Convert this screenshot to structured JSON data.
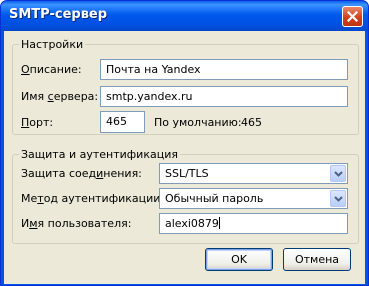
{
  "window": {
    "title": "SMTP-сервер"
  },
  "settings": {
    "legend": "Настройки",
    "description_label_u": "О",
    "description_label_rest": "писание:",
    "description_value": "Почта на Yandex",
    "server_label_pre": "Имя ",
    "server_label_u": "с",
    "server_label_rest": "ервера:",
    "server_value": "smtp.yandex.ru",
    "port_label_u": "П",
    "port_label_rest": "орт:",
    "port_value": "465",
    "default_label": "По умолчанию:",
    "default_value": "465"
  },
  "security": {
    "legend": "Защита и аутентификация",
    "connection_label_pre": "Защита соед",
    "connection_label_u": "и",
    "connection_label_rest": "нения:",
    "connection_value": "SSL/TLS",
    "auth_label_pre": "Ме",
    "auth_label_u": "т",
    "auth_label_rest": "од аутентификации:",
    "auth_value": "Обычный пароль",
    "user_label_pre": "И",
    "user_label_u": "м",
    "user_label_rest": "я пользователя:",
    "user_value": "alexi0879"
  },
  "buttons": {
    "ok": "OK",
    "cancel": "Отмена"
  },
  "colors": {
    "title_bar": "#0054e3",
    "close_button": "#d2401c",
    "dialog_bg": "#ece9d8"
  },
  "icons": {
    "close": "close-icon",
    "dropdown": "chevron-down-icon"
  }
}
■ ■ ■ ■ ■ ■ ■
AIM OF THE TASK:
Make an exact reproduction of the listing above, without any pictures.

FINISHED TASK:
Convert this screenshot to structured JSON data.
{
  "window": {
    "title": "SMTP-сервер"
  },
  "settings": {
    "legend": "Настройки",
    "description_label_u": "О",
    "description_label_rest": "писание:",
    "description_value": "Почта на Yandex",
    "server_label_pre": "Имя ",
    "server_label_u": "с",
    "server_label_rest": "ервера:",
    "server_value": "smtp.yandex.ru",
    "port_label_u": "П",
    "port_label_rest": "орт:",
    "port_value": "465",
    "default_label": "По умолчанию:",
    "default_value": "465"
  },
  "security": {
    "legend": "Защита и аутентификация",
    "connection_label_pre": "Защита соед",
    "connection_label_u": "и",
    "connection_label_rest": "нения:",
    "connection_value": "SSL/TLS",
    "auth_label_pre": "Ме",
    "auth_label_u": "т",
    "auth_label_rest": "од аутентификации:",
    "auth_value": "Обычный пароль",
    "user_label_pre": "И",
    "user_label_u": "м",
    "user_label_rest": "я пользователя:",
    "user_value": "alexi0879"
  },
  "buttons": {
    "ok": "OK",
    "cancel": "Отмена"
  },
  "colors": {
    "title_bar": "#0054e3",
    "close_button": "#d2401c",
    "dialog_bg": "#ece9d8"
  },
  "icons": {
    "close": "close-icon",
    "dropdown": "chevron-down-icon"
  }
}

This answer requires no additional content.